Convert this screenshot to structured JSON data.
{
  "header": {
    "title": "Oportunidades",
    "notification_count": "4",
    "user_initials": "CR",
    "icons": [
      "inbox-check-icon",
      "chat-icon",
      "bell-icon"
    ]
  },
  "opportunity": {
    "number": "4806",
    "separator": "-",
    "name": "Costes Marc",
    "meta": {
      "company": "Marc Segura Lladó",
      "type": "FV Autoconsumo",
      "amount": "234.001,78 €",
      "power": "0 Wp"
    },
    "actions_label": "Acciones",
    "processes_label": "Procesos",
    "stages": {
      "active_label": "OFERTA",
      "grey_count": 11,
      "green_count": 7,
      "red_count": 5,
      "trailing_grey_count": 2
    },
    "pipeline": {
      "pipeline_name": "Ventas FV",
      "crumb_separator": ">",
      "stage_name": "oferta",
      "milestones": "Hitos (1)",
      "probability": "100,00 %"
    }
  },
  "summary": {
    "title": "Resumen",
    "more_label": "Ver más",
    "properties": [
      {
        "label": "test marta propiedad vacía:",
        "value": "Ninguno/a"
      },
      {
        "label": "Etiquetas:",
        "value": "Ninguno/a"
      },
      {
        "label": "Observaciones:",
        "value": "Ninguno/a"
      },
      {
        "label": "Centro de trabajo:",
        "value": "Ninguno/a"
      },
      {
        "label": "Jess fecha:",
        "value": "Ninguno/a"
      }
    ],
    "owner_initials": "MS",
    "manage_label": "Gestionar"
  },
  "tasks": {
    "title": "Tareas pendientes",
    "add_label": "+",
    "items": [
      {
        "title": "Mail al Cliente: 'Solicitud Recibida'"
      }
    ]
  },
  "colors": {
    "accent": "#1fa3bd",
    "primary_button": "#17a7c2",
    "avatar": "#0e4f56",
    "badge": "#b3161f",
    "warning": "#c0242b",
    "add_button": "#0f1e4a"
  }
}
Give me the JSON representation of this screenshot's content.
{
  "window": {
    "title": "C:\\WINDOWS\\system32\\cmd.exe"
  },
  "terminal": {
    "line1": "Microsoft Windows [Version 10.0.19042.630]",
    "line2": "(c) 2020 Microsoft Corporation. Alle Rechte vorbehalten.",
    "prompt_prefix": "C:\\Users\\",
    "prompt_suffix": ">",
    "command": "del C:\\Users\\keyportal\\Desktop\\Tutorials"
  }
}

PROMPT - Return only the lines running from the line with "Give me the" to the last line of the records, both included, exactly as written.

ANSWER TO THIS PROBLEM -
Give me the JSON representation of this screenshot's content.
{
  "window": {
    "title": "C:\\WINDOWS\\system32\\cmd.exe"
  },
  "terminal": {
    "line1": "Microsoft Windows [Version 10.0.19042.630]",
    "line2": "(c) 2020 Microsoft Corporation. Alle Rechte vorbehalten.",
    "prompt_prefix": "C:\\Users\\",
    "prompt_suffix": ">",
    "command": "del C:\\Users\\keyportal\\Desktop\\Tutorials"
  }
}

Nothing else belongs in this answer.